Return all lines in the material below that contain "this".
╭─ Provided data
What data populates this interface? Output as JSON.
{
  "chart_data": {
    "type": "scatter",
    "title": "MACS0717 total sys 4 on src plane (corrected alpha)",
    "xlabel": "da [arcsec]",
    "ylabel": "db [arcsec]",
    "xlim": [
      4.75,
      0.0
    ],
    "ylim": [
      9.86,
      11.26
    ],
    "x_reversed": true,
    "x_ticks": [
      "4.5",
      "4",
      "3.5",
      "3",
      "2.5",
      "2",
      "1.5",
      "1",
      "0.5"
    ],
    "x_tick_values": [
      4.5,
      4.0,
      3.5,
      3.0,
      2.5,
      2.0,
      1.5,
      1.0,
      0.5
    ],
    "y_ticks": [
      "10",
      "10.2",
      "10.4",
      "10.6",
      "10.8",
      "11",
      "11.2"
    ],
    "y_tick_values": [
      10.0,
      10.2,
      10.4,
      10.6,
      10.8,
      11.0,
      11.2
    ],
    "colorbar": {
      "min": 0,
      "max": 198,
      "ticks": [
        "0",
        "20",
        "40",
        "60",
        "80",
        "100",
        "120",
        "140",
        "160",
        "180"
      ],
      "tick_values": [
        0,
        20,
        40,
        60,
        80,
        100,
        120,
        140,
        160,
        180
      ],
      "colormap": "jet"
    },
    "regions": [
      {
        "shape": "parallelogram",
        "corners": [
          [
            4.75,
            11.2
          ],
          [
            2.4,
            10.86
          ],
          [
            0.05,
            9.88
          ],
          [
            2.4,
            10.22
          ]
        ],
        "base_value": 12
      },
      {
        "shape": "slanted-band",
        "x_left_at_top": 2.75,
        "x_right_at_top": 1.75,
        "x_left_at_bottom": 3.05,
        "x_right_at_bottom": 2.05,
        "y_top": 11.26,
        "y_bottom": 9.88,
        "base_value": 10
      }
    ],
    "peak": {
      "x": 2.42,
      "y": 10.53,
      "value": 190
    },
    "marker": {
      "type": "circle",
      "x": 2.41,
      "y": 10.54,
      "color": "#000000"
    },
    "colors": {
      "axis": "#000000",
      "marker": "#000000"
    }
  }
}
╰─
╭─ Provided data
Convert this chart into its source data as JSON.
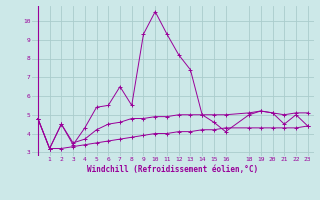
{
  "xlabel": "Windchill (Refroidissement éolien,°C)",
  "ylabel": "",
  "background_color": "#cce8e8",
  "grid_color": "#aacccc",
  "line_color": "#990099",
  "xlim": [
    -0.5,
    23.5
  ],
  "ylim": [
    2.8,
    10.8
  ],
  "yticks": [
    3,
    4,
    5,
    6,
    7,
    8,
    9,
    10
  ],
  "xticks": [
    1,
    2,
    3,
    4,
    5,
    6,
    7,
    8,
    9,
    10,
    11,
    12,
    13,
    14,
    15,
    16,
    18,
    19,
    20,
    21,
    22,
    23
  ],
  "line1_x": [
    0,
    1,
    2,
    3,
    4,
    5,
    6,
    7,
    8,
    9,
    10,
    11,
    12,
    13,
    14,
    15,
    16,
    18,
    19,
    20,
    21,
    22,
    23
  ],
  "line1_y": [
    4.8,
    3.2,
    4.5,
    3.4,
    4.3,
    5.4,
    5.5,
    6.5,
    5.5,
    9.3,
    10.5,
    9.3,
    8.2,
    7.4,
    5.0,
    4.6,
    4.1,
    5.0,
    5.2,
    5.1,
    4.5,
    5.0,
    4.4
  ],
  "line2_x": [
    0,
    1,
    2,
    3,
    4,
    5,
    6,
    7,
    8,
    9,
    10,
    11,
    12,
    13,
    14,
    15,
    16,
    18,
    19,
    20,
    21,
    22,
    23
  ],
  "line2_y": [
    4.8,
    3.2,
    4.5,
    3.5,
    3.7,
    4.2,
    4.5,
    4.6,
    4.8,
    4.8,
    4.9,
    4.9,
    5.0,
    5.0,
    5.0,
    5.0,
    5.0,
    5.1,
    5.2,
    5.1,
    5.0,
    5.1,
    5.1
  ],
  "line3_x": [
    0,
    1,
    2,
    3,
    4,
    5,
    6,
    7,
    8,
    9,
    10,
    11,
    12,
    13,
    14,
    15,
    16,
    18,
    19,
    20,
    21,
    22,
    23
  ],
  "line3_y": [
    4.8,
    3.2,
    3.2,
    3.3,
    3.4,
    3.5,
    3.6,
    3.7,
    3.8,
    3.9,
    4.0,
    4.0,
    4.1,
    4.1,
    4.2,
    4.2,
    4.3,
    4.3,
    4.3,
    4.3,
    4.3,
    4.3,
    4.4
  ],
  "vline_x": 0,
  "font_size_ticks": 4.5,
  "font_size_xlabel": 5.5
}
╰─
Correct result:
What data populates this interface? Output as JSON.
Convert this chart into its source data as JSON.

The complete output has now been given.